Records =>

+ + + + +

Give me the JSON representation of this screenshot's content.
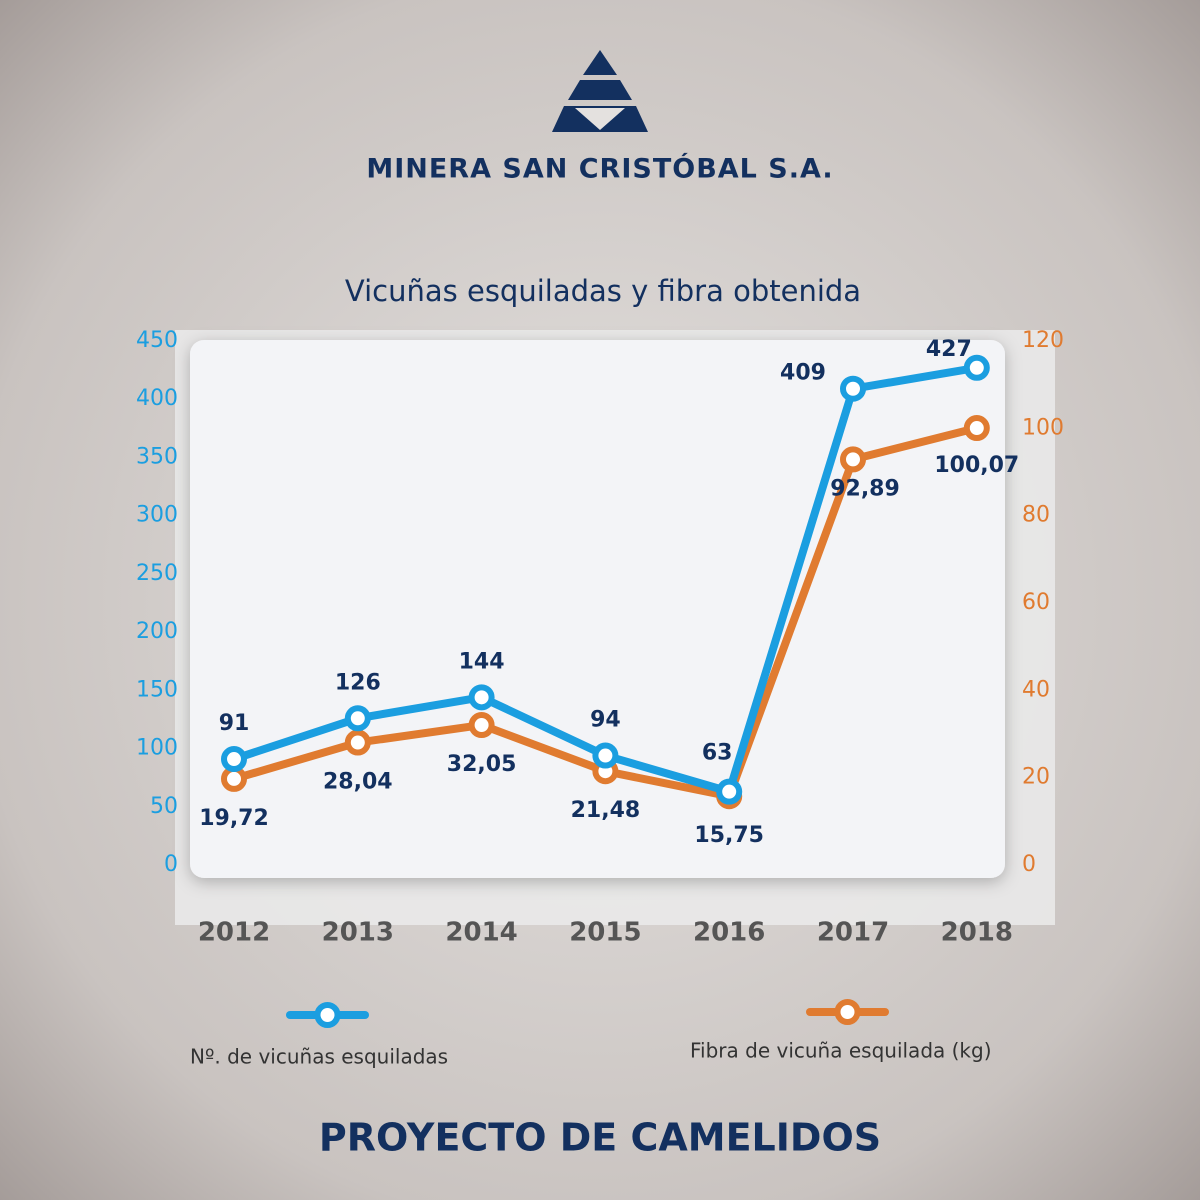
{
  "brand": "MINERA SAN CRISTÓBAL S.A.",
  "footer": "PROYECTO DE CAMELIDOS",
  "chart_data": {
    "type": "line",
    "title": "Vicuñas esquiladas y fibra obtenida",
    "categories": [
      "2012",
      "2013",
      "2014",
      "2015",
      "2016",
      "2017",
      "2018"
    ],
    "series": [
      {
        "name": "Nº. de vicuñas esquiladas",
        "color": "#1b9ee0",
        "values": [
          91,
          126,
          144,
          94,
          63,
          409,
          427
        ]
      },
      {
        "name": "Fibra de vicuña esquilada (kg)",
        "color": "#e07b30",
        "axis": "y2",
        "values": [
          19.72,
          28.04,
          32.05,
          21.48,
          15.75,
          92.89,
          100.07
        ],
        "value_labels": [
          "19,72",
          "28,04",
          "32,05",
          "21,48",
          "15,75",
          "92,89",
          "100,07"
        ]
      }
    ],
    "ylim": [
      0,
      450
    ],
    "yticks": [
      0,
      50,
      100,
      150,
      200,
      250,
      300,
      350,
      400,
      450
    ],
    "y2lim": [
      0,
      120
    ],
    "y2ticks": [
      0,
      20,
      40,
      60,
      80,
      100,
      120
    ],
    "grid": false
  }
}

+ + + + +

Aim =>
Leaving the pictures aside, transcribe the entire listing exactly.

Solution to this exercise =>
Give me the JSON representation of this screenshot's content.
{
  "brand": "MINERA SAN CRISTÓBAL S.A.",
  "footer": "PROYECTO DE CAMELIDOS",
  "chart_data": {
    "type": "line",
    "title": "Vicuñas esquiladas y fibra obtenida",
    "categories": [
      "2012",
      "2013",
      "2014",
      "2015",
      "2016",
      "2017",
      "2018"
    ],
    "series": [
      {
        "name": "Nº. de vicuñas esquiladas",
        "color": "#1b9ee0",
        "values": [
          91,
          126,
          144,
          94,
          63,
          409,
          427
        ]
      },
      {
        "name": "Fibra de vicuña esquilada (kg)",
        "color": "#e07b30",
        "axis": "y2",
        "values": [
          19.72,
          28.04,
          32.05,
          21.48,
          15.75,
          92.89,
          100.07
        ],
        "value_labels": [
          "19,72",
          "28,04",
          "32,05",
          "21,48",
          "15,75",
          "92,89",
          "100,07"
        ]
      }
    ],
    "ylim": [
      0,
      450
    ],
    "yticks": [
      0,
      50,
      100,
      150,
      200,
      250,
      300,
      350,
      400,
      450
    ],
    "y2lim": [
      0,
      120
    ],
    "y2ticks": [
      0,
      20,
      40,
      60,
      80,
      100,
      120
    ],
    "grid": false
  }
}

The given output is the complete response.